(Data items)
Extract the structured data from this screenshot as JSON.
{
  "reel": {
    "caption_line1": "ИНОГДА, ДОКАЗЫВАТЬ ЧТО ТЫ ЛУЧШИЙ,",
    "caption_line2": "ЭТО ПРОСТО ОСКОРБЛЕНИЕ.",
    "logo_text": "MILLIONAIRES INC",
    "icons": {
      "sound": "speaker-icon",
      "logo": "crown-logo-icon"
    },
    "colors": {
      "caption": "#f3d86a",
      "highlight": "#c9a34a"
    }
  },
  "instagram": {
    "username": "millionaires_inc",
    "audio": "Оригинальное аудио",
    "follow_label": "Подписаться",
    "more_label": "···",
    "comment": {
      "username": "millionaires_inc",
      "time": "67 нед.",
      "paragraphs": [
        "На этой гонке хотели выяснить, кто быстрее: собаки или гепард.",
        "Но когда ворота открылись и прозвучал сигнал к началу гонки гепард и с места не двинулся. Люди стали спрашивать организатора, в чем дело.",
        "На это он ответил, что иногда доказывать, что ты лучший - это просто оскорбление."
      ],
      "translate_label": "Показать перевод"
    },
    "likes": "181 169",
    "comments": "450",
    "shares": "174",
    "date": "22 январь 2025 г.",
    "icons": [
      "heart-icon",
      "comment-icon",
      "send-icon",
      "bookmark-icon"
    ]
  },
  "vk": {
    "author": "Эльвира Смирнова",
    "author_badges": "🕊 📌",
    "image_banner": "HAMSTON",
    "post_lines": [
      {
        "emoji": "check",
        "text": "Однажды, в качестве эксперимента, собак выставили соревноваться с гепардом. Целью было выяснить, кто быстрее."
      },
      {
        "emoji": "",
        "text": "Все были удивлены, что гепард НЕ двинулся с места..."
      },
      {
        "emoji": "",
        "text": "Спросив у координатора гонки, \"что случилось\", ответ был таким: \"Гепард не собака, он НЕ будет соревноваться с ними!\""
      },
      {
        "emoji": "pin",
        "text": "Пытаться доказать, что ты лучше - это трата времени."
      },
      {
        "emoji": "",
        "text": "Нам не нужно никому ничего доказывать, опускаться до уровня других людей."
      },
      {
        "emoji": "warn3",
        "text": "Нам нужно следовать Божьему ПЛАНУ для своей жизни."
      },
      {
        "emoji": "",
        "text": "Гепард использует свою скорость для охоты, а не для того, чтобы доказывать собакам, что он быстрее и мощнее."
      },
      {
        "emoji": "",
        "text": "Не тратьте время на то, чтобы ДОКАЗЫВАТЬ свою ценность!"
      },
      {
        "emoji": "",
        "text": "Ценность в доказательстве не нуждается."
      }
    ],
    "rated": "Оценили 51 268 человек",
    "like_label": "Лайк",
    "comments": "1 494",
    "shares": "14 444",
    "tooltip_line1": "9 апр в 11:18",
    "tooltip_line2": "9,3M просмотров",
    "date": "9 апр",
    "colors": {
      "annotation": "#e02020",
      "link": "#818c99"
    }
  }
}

**Your goal**
Pull every line containing "чтобы" from the material above.

**Exercise output**
        "text": "Гепард использует свою скорость для охоты, а не для того, чтобы доказывать собакам, что он быстрее и мощнее."
        "text": "Не тратьте время на то, чтобы ДОКАЗЫВАТЬ свою ценность!"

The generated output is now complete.